++++ Stored rows ++++

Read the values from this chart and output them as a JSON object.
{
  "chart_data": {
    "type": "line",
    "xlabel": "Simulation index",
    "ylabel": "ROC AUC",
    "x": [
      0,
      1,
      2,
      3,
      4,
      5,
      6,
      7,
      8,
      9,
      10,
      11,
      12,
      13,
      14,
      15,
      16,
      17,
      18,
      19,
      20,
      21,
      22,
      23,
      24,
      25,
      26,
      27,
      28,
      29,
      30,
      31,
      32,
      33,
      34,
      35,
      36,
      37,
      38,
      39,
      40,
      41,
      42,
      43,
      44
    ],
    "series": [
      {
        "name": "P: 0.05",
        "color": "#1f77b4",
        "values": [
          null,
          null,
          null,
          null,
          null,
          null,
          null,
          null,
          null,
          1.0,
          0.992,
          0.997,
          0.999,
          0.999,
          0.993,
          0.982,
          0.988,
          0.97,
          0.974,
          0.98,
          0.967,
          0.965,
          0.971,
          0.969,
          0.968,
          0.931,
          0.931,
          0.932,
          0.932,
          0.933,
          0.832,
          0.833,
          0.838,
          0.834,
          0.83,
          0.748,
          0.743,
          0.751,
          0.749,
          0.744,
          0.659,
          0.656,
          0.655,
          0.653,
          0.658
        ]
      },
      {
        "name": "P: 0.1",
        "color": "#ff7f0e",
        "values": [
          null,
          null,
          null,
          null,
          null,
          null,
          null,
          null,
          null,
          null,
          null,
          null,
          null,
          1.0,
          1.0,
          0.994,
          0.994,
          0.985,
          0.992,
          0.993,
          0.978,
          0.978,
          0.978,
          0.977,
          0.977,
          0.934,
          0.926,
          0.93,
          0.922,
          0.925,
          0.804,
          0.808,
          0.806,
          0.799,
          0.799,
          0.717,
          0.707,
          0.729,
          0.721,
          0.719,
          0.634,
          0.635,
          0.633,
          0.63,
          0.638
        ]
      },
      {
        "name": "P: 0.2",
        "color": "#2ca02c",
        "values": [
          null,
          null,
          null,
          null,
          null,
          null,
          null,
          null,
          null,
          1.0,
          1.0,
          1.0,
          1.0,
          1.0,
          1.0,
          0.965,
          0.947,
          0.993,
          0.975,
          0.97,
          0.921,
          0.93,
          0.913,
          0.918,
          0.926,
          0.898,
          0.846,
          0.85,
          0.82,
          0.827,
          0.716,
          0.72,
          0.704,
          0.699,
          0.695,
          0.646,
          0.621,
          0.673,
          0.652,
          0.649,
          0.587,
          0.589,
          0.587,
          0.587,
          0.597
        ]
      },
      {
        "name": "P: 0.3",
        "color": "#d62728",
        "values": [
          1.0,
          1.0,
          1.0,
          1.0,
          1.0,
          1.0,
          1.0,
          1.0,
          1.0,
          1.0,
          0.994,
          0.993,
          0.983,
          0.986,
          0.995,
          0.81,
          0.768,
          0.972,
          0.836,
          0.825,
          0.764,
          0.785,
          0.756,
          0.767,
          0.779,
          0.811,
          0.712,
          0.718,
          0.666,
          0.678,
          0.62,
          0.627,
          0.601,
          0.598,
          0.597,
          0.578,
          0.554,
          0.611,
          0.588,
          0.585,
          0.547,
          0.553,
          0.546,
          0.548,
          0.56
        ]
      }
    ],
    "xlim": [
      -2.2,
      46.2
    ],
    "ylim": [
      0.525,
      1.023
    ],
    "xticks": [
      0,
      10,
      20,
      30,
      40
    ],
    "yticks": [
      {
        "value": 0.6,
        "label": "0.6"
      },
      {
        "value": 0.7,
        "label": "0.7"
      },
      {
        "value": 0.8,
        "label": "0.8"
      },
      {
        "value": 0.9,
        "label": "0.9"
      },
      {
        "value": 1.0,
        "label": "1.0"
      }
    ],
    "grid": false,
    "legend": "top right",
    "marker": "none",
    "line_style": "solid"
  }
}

++++

### To do:
Where a line above contains the string "color", copy that line.

### The completed task:
        "color": "#1f77b4",
        "color": "#ff7f0e",
        "color": "#2ca02c",
        "color": "#d62728",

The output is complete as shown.